> [Description of the task]:
Gather all lines from the material that contain the word "delivery".

> [Input material]:
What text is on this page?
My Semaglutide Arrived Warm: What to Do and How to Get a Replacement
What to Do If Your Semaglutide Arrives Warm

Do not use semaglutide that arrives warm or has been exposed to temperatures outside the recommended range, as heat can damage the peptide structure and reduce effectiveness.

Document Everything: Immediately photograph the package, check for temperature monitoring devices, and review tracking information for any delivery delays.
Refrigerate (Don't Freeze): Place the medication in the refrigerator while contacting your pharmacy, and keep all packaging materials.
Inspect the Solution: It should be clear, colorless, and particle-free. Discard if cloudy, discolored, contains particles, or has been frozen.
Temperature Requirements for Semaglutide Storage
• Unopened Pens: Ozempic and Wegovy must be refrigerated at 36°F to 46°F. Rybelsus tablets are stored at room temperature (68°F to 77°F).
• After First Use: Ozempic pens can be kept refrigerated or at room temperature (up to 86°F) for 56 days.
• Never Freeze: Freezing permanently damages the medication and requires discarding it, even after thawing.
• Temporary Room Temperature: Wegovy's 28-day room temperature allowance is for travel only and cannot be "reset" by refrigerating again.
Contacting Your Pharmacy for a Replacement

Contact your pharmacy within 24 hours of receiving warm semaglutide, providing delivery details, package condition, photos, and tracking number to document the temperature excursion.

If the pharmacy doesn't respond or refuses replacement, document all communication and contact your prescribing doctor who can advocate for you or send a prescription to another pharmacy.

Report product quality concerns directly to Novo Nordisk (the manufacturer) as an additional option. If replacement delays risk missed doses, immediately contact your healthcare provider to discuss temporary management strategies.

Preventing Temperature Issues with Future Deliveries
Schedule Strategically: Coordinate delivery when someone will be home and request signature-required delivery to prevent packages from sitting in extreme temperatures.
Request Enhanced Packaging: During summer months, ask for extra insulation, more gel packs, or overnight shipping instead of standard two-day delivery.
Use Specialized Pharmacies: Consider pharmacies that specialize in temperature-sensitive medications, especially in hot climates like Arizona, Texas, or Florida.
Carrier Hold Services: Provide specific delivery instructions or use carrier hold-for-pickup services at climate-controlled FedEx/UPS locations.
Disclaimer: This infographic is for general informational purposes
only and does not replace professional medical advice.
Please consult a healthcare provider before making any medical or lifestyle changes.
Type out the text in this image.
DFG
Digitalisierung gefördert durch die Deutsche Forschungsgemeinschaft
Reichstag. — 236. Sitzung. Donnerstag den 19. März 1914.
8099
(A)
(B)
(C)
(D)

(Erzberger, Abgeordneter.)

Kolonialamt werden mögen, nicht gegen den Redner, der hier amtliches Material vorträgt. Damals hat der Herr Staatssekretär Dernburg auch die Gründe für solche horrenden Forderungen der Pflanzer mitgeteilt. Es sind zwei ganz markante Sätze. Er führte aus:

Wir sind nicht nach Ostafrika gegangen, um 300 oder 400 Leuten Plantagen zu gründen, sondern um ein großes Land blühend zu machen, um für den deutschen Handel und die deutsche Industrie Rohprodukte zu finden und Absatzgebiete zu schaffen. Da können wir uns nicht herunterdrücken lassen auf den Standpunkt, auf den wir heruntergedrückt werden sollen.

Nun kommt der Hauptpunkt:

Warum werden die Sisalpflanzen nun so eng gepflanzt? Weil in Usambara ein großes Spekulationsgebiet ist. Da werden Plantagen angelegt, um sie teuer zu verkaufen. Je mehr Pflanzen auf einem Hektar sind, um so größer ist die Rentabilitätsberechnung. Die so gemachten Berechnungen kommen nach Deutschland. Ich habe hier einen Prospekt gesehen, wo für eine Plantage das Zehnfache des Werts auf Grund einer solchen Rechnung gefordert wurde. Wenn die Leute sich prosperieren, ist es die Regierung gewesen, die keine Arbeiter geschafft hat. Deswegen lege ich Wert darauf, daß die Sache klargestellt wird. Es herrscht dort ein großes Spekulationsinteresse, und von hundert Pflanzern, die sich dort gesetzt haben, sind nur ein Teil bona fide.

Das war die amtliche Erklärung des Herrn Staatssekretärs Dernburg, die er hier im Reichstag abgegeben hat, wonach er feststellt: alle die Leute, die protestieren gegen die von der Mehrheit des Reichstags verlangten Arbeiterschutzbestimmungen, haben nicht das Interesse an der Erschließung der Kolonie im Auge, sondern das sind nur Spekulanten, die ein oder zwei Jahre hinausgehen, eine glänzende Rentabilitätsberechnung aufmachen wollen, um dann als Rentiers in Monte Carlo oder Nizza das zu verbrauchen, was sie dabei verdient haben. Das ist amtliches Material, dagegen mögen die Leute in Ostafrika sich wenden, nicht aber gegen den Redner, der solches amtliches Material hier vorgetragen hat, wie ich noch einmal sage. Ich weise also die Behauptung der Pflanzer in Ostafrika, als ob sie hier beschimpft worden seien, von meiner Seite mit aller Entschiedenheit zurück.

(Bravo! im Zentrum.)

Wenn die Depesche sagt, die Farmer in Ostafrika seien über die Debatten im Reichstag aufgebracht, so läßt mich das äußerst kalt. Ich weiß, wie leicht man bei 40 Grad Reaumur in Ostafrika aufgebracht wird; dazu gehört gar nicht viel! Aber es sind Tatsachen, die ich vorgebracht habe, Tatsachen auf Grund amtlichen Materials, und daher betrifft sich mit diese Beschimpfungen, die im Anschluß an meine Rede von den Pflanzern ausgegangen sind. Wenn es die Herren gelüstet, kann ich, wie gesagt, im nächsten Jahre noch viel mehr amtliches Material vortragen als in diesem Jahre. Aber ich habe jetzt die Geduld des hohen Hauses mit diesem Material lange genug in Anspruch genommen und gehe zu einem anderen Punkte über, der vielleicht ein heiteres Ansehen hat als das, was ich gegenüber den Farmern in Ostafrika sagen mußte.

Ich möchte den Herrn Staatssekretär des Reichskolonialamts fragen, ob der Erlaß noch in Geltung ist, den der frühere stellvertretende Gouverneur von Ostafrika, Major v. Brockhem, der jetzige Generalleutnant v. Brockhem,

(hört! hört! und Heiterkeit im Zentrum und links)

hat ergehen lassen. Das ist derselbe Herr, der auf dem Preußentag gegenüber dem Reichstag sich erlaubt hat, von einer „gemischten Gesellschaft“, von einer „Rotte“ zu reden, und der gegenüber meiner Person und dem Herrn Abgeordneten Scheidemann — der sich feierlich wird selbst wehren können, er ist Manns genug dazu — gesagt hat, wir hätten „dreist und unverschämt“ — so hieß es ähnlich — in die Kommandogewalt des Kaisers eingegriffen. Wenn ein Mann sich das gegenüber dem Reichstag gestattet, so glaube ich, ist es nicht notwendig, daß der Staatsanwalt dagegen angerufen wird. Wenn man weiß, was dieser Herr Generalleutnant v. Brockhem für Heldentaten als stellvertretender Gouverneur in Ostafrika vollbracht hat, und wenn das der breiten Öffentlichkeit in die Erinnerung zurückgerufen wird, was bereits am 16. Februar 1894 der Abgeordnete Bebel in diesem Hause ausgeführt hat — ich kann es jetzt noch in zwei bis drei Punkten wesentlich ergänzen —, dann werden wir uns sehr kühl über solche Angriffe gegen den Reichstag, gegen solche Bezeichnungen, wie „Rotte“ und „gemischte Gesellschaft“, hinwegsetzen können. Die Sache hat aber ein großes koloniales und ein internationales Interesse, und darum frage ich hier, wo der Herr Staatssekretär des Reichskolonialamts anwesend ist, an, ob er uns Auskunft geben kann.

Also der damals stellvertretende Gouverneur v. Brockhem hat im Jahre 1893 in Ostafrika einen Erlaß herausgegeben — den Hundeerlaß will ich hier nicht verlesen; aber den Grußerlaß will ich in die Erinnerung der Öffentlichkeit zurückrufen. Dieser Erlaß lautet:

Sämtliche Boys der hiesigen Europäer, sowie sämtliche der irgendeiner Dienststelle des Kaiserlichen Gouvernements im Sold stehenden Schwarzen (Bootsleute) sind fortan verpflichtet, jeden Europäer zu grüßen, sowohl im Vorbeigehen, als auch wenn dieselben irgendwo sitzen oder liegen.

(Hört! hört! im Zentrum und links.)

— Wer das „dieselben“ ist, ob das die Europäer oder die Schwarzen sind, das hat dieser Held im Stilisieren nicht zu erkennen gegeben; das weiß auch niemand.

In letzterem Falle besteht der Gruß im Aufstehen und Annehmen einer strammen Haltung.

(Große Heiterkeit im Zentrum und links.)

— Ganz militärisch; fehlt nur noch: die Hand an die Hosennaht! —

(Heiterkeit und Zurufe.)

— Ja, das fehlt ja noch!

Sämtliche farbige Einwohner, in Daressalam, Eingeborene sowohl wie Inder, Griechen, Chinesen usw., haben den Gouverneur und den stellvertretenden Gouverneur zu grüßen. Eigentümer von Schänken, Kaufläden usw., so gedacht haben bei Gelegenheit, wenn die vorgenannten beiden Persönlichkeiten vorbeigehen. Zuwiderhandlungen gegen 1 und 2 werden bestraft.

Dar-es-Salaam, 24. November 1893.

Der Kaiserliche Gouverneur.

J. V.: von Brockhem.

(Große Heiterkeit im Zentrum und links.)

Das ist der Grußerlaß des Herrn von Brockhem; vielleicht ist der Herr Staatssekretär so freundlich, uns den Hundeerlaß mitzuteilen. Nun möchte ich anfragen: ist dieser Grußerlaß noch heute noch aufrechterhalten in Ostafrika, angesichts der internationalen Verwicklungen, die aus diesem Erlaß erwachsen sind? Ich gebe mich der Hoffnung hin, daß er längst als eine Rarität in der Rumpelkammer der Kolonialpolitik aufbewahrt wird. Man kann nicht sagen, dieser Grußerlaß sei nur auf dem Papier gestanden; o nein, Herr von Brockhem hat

> [Reply to the exercise]:
Document Everything: Immediately photograph the package, check for temperature monitoring devices, and review tracking information for any delivery delays.
Contact your pharmacy within 24 hours of receiving warm semaglutide, providing delivery details, package condition, photos, and tracking number to document the temperature excursion.
Schedule Strategically: Coordinate delivery when someone will be home and request signature-required delivery to prevent packages from sitting in extreme temperatures.
Request Enhanced Packaging: During summer months, ask for extra insulation, more gel packs, or overnight shipping instead of standard two-day delivery.
Carrier Hold Services: Provide specific delivery instructions or use carrier hold-for-pickup services at climate-controlled FedEx/UPS locations.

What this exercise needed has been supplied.